* **Available records**
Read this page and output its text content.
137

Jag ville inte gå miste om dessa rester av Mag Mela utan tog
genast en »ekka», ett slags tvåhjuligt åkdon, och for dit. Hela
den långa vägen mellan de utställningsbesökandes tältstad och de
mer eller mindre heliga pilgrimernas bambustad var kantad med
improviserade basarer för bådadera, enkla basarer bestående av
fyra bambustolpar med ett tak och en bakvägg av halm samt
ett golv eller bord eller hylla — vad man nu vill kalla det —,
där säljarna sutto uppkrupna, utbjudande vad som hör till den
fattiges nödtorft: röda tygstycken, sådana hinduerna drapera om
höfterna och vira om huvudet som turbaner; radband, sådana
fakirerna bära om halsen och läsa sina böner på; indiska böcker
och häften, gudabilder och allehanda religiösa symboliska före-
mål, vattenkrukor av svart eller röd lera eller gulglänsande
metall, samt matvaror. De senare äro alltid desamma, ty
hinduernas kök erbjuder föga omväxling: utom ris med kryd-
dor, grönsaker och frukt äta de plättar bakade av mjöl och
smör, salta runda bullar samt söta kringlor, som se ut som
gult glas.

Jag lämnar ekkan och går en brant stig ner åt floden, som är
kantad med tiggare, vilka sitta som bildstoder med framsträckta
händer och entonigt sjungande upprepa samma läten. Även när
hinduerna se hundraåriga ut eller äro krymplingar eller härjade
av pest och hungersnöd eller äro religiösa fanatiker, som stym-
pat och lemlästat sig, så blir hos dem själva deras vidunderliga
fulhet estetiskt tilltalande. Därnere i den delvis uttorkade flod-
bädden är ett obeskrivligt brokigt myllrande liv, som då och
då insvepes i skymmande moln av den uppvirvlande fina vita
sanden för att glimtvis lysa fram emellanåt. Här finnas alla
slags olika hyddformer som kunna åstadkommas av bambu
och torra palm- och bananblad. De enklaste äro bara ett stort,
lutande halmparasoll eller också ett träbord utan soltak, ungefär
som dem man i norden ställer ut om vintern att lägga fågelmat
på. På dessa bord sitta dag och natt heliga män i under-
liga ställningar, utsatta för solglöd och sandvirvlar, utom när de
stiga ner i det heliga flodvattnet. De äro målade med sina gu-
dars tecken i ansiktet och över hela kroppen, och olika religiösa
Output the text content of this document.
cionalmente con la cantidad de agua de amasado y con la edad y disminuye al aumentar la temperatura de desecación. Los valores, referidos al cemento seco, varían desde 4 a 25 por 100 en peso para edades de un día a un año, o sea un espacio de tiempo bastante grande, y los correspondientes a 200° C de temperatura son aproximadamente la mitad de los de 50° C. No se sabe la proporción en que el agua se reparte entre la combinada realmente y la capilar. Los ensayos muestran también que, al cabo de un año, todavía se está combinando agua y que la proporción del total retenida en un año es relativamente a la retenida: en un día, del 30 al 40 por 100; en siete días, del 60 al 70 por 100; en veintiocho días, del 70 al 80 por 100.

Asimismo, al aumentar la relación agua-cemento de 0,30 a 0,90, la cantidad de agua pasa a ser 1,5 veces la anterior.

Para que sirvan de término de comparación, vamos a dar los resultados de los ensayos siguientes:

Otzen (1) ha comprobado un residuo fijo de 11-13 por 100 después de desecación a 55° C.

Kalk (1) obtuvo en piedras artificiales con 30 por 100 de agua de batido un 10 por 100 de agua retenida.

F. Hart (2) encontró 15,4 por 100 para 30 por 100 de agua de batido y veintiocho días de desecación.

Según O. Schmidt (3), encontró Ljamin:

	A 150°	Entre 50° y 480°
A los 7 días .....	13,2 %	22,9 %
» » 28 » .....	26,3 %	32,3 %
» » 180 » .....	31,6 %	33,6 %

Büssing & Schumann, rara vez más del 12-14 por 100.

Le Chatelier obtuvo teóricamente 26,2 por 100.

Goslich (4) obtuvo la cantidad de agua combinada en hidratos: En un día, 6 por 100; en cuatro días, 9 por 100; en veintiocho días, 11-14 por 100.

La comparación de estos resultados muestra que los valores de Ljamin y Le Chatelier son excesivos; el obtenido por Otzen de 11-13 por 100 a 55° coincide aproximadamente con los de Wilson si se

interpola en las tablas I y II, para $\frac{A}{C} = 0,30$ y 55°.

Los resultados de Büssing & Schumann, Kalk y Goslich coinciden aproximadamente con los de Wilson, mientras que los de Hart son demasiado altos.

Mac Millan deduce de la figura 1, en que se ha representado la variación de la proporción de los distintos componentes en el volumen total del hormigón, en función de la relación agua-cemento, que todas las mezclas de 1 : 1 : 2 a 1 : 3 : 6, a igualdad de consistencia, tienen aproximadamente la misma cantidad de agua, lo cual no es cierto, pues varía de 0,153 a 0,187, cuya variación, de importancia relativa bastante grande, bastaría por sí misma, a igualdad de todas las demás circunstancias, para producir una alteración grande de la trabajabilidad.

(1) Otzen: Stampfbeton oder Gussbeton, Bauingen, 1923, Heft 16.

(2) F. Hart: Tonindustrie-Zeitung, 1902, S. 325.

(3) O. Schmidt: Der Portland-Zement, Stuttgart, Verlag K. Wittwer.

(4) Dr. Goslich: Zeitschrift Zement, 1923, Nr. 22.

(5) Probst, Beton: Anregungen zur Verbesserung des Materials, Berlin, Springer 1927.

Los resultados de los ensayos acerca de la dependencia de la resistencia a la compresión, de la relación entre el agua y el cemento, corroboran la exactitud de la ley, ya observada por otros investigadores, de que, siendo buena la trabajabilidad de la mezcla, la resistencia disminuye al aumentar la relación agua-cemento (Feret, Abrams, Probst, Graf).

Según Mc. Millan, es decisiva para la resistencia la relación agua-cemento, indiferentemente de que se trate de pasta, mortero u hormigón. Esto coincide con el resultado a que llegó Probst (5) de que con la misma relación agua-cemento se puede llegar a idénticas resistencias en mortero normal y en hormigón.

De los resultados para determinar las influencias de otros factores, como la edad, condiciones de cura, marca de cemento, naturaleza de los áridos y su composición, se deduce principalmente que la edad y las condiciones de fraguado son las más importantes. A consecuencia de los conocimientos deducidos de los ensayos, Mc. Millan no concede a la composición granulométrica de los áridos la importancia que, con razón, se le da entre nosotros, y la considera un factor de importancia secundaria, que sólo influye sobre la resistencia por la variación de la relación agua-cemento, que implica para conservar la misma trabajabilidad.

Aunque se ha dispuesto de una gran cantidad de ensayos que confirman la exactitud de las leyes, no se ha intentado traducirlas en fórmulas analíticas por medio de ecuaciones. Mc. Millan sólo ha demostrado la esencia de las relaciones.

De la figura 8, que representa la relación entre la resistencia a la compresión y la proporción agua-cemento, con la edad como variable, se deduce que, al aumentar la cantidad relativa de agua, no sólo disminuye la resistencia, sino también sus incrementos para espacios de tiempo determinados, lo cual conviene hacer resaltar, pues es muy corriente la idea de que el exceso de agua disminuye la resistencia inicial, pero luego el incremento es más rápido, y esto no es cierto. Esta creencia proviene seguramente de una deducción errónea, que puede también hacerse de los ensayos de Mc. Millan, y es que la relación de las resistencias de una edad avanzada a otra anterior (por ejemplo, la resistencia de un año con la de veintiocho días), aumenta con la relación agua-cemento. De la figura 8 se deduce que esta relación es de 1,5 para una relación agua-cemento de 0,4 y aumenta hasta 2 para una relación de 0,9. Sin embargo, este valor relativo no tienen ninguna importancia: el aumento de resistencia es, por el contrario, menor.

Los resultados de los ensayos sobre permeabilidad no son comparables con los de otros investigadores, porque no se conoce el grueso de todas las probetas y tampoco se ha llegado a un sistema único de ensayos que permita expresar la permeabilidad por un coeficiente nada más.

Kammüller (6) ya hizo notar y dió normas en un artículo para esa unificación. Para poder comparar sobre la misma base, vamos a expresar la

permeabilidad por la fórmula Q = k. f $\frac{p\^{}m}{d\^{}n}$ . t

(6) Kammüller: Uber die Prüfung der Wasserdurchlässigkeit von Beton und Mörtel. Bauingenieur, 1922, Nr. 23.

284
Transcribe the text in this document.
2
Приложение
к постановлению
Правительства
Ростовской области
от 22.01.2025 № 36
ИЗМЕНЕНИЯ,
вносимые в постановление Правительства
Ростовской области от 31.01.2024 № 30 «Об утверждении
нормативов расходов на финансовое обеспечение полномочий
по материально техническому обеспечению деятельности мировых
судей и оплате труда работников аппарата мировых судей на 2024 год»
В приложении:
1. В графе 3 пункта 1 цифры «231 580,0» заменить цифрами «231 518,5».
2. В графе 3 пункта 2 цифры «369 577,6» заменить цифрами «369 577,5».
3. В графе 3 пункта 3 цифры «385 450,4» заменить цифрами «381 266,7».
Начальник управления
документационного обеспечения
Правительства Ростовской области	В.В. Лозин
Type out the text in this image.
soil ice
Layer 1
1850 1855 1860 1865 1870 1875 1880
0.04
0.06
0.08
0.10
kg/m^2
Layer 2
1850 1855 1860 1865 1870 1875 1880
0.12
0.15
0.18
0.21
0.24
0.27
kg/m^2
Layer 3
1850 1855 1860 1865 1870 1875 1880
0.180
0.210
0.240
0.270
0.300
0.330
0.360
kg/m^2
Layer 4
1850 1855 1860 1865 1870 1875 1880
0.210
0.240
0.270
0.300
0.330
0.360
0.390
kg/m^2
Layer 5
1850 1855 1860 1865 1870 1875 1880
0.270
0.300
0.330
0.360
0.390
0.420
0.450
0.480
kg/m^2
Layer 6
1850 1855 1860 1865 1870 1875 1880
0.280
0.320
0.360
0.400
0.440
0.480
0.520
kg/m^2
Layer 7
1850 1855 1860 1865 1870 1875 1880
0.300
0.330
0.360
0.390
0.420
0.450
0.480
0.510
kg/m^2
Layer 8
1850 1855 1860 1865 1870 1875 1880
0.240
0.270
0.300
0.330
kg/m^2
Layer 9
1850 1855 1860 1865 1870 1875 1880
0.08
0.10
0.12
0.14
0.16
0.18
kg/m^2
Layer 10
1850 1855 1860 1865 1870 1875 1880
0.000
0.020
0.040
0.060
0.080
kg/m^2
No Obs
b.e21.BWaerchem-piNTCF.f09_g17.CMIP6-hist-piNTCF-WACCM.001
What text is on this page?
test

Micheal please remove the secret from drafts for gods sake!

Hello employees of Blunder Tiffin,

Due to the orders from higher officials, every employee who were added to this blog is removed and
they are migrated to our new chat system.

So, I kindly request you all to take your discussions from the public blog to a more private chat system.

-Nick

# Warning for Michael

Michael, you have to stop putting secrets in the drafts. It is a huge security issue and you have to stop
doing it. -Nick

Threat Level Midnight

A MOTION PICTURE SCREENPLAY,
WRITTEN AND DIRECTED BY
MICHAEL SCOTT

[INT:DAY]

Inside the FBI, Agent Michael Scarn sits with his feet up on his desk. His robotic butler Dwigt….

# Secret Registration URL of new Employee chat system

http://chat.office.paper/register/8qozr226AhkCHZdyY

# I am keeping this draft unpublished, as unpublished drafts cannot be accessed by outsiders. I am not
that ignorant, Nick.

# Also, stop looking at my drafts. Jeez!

* **Exercise**
Which lines hold the word "obtuvo"? Show each one.

* **Result**
Kalk (1) obtuvo en piedras artificiales con 30 por 100 de agua de batido un 10 por 100 de agua retenida.
Le Chatelier obtuvo teóricamente 26,2 por 100.
Goslich (4) obtuvo la cantidad de agua combinada en hidratos: En un día, 6 por 100; en cuatro días, 9 por 100; en veintiocho días, 11-14 por 100.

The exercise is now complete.